---- Material for the task

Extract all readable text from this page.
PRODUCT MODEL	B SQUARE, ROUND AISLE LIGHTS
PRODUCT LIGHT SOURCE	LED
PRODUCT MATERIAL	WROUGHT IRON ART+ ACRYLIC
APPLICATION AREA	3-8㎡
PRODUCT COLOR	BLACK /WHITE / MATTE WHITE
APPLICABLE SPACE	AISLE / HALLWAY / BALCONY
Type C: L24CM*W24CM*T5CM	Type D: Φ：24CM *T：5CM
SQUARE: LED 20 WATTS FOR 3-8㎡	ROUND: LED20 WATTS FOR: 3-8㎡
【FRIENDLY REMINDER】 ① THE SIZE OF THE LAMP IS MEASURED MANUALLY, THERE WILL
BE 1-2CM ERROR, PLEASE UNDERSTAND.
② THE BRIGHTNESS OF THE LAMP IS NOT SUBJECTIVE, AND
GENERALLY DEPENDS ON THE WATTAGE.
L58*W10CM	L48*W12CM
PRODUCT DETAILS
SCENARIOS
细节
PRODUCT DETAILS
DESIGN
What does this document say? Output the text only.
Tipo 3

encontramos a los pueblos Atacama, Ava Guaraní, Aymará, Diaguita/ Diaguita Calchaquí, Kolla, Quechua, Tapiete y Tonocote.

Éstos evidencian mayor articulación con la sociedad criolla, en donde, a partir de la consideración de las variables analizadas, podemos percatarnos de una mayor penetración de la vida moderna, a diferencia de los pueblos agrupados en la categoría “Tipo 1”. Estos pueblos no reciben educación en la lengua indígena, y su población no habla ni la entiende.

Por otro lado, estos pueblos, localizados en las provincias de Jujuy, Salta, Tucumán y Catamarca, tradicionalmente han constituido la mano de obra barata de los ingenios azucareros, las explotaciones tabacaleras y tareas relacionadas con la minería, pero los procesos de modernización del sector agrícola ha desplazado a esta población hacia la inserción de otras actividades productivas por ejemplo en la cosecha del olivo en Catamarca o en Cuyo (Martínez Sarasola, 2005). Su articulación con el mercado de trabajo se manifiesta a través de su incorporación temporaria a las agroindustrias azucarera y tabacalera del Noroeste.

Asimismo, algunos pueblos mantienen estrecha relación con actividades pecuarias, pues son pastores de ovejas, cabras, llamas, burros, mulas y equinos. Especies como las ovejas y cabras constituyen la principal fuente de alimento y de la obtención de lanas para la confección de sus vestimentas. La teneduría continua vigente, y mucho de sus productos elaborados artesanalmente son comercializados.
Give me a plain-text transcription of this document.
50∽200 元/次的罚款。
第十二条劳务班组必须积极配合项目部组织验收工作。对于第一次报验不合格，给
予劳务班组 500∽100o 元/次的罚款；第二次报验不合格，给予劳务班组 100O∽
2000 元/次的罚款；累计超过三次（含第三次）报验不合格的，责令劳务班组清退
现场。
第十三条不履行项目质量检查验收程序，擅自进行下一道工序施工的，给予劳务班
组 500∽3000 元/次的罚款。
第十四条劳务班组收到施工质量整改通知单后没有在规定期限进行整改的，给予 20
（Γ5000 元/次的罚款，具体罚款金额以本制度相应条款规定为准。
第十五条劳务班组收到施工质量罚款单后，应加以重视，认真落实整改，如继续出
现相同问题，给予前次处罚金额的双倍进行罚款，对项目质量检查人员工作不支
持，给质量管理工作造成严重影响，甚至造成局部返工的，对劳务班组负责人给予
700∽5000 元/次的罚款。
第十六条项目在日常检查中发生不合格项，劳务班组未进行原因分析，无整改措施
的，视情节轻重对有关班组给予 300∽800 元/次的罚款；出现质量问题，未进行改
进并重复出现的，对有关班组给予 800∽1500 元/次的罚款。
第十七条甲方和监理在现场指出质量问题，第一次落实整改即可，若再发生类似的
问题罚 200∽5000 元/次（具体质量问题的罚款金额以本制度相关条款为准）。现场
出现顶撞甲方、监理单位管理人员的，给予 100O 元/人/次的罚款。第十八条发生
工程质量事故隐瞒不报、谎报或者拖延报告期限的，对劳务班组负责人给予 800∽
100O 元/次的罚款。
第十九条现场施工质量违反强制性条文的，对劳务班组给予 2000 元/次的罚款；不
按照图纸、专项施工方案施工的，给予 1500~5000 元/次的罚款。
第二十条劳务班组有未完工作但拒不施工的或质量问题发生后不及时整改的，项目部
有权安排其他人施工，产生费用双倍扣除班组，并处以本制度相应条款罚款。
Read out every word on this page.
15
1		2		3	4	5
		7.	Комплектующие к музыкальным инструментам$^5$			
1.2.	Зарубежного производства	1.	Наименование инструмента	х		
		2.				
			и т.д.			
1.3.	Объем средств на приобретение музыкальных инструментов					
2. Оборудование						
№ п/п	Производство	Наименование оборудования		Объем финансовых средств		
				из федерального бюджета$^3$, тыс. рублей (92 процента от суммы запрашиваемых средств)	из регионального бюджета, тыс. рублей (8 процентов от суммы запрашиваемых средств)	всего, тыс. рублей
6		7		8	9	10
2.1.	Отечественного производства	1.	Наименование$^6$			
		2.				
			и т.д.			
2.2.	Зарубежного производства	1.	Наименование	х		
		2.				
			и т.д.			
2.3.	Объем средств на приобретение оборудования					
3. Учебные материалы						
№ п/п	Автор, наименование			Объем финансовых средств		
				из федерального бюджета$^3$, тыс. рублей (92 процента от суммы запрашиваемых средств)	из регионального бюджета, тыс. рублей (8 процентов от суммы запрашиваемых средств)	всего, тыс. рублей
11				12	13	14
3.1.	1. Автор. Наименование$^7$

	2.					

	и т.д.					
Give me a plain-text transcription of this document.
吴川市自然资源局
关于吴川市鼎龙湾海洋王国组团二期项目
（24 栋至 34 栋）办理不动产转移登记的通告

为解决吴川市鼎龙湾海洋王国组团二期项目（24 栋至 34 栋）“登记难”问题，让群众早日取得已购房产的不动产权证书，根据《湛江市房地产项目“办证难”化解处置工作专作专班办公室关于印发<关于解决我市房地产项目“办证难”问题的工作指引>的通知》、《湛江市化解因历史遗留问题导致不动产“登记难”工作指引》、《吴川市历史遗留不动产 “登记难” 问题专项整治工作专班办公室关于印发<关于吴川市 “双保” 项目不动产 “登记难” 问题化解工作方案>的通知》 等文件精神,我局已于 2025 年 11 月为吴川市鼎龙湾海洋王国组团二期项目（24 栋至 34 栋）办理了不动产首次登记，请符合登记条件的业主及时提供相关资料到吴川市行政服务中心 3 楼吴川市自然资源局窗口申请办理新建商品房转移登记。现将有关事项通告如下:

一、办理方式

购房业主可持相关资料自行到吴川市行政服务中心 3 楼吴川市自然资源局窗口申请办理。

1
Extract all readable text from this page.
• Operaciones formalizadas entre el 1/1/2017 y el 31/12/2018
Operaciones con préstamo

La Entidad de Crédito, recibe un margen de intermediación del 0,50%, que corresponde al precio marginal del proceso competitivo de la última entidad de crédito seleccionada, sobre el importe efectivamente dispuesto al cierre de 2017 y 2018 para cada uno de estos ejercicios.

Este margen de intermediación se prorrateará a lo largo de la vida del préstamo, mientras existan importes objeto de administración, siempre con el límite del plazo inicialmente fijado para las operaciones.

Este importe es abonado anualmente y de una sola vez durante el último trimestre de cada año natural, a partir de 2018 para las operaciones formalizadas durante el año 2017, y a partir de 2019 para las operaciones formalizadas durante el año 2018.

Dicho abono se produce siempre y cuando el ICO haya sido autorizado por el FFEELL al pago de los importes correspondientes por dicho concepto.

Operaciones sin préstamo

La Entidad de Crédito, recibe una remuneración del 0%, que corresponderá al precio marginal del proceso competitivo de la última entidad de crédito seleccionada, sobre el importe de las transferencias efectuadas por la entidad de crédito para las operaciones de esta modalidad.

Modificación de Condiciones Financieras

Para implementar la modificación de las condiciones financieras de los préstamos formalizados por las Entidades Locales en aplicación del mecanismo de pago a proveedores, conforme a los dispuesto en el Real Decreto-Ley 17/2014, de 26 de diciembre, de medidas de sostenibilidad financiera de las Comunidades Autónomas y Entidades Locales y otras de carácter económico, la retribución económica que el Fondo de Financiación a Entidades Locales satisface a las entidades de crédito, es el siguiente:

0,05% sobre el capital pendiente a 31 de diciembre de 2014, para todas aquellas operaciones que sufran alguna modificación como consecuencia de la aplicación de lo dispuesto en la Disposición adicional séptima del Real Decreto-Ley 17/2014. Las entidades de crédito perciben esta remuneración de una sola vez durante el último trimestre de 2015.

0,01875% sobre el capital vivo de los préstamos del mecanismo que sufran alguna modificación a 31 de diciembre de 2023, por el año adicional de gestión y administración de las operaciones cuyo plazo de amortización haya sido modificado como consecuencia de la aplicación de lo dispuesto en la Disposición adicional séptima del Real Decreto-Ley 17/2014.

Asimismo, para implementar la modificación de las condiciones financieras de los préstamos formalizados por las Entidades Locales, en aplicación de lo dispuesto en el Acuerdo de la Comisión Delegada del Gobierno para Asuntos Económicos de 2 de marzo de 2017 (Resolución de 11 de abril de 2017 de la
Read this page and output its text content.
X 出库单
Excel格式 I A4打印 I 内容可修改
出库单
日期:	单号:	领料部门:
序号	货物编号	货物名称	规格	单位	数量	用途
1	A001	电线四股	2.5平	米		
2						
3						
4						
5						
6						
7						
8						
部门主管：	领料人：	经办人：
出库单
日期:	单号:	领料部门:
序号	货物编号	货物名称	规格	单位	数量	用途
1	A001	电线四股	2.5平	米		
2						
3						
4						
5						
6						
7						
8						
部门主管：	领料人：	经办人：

--------

> Objective
Extract all lines from the data in which "precio" is found.

> Result for this task
La Entidad de Crédito, recibe un margen de intermediación del 0,50%, que corresponde al precio marginal del proceso competitivo de la última entidad de crédito seleccionada, sobre el importe efectivamente dispuesto al cierre de 2017 y 2018 para cada uno de estos ejercicios.
La Entidad de Crédito, recibe una remuneración del 0%, que corresponderá al precio marginal del proceso competitivo de la última entidad de crédito seleccionada, sobre el importe de las transferencias efectuadas por la entidad de crédito para las operaciones de esta modalidad.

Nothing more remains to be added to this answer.